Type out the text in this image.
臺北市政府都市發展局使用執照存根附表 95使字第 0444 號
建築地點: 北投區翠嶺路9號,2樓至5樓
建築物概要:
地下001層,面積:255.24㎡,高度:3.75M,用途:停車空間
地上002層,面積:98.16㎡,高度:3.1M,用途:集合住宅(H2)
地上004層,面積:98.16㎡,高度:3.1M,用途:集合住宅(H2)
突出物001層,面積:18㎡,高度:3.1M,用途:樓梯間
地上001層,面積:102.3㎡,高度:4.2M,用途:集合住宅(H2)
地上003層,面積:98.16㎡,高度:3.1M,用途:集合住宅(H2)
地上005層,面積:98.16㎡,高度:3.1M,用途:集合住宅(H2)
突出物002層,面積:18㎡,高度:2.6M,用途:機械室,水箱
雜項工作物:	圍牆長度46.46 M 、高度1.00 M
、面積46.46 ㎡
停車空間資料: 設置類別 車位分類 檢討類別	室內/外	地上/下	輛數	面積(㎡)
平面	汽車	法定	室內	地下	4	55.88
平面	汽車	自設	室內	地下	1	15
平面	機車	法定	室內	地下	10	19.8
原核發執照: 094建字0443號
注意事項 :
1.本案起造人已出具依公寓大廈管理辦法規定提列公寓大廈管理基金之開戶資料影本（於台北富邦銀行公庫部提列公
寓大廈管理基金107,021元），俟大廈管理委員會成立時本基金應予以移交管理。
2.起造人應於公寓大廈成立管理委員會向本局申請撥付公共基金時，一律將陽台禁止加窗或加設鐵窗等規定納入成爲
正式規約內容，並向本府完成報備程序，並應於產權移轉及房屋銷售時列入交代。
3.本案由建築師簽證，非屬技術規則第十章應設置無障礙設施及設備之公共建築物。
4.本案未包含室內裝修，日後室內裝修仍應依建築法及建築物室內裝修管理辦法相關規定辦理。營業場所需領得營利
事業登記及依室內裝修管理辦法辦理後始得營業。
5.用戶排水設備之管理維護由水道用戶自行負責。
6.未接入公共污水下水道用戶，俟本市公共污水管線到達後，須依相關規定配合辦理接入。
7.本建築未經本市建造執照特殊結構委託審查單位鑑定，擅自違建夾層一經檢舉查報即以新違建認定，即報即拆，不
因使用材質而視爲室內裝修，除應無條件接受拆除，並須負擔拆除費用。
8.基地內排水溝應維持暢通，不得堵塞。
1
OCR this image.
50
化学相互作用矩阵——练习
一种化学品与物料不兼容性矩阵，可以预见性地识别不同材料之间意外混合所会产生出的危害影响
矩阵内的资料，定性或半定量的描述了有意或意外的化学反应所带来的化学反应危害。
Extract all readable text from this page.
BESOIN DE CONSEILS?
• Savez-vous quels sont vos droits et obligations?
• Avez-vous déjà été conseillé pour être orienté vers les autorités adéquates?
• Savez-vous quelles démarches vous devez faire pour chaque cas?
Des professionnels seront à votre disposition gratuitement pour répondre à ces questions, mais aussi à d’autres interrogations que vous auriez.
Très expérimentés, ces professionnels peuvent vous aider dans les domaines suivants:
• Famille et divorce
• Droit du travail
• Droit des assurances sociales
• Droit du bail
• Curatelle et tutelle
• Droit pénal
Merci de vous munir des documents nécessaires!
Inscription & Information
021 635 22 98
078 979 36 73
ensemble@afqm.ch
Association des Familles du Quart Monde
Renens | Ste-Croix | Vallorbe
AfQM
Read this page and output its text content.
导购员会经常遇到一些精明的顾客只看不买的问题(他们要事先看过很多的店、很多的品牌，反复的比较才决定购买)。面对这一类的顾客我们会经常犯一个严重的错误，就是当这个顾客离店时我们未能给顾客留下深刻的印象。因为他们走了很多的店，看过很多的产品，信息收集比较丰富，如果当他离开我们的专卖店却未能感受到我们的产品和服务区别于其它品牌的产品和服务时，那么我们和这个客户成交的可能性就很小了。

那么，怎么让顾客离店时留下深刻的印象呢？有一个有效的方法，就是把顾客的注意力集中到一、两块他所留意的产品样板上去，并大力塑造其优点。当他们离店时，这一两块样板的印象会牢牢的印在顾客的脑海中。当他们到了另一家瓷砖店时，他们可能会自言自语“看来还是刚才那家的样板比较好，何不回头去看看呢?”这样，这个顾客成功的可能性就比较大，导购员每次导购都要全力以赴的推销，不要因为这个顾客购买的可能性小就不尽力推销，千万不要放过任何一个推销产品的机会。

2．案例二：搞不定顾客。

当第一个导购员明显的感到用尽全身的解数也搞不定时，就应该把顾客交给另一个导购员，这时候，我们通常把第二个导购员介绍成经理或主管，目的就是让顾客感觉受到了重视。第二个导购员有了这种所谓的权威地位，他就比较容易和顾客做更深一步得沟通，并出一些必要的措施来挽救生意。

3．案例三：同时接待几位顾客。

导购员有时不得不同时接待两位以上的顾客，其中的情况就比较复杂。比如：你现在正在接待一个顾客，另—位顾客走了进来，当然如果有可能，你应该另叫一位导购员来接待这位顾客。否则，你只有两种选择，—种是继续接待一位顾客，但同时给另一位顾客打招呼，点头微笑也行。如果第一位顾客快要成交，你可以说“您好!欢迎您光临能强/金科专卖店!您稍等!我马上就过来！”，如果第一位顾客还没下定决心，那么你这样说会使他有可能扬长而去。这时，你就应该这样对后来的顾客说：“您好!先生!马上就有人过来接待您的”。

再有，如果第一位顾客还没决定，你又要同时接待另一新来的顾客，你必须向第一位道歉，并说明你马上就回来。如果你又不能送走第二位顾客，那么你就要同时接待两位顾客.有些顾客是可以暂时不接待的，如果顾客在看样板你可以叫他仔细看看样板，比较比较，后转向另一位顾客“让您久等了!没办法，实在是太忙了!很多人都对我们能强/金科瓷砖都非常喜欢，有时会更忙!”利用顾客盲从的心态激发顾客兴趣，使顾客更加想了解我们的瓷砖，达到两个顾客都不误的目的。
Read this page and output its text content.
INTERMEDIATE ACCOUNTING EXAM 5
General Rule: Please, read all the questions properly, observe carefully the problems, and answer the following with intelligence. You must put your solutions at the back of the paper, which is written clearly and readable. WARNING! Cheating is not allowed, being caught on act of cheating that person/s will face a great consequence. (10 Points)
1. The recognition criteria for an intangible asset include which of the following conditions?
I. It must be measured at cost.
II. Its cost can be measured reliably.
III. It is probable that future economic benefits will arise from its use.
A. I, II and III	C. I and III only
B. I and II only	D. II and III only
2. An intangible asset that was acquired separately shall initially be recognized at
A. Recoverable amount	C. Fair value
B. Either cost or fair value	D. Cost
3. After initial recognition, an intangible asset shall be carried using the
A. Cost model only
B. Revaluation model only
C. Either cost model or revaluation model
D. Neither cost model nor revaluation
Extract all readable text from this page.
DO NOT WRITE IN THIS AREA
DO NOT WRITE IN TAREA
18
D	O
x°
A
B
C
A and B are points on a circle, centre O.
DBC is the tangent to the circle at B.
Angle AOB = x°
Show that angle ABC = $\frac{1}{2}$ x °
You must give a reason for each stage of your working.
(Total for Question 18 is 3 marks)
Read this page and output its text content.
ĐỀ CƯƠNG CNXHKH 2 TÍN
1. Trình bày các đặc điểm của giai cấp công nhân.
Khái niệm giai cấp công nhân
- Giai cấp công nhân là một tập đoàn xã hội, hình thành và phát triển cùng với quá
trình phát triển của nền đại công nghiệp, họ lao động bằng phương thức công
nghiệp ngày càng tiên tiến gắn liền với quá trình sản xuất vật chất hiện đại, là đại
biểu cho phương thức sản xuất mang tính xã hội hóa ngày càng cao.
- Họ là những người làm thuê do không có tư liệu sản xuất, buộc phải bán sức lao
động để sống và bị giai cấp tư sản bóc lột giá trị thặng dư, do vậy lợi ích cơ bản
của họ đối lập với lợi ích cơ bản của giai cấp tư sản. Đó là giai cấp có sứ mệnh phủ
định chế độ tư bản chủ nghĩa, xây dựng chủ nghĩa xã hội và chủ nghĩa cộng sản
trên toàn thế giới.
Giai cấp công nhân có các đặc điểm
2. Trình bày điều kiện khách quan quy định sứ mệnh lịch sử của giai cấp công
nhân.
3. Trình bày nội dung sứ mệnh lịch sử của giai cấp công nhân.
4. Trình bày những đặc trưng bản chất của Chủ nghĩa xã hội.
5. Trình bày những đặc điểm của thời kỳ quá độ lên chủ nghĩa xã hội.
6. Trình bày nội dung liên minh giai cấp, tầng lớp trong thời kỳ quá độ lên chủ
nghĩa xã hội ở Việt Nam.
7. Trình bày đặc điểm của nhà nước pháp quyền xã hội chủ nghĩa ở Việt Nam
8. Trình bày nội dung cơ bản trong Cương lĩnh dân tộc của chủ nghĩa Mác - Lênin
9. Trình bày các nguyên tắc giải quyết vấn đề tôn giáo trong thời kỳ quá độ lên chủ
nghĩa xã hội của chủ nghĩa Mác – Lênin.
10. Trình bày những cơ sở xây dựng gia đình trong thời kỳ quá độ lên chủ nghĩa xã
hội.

▶ _Do this_:
Pull out each line of the entries that contains "Việt".

▶ _Solution for this exercise_:
nghĩa xã hội ở Việt Nam.
7. Trình bày đặc điểm của nhà nước pháp quyền xã hội chủ nghĩa ở Việt Nam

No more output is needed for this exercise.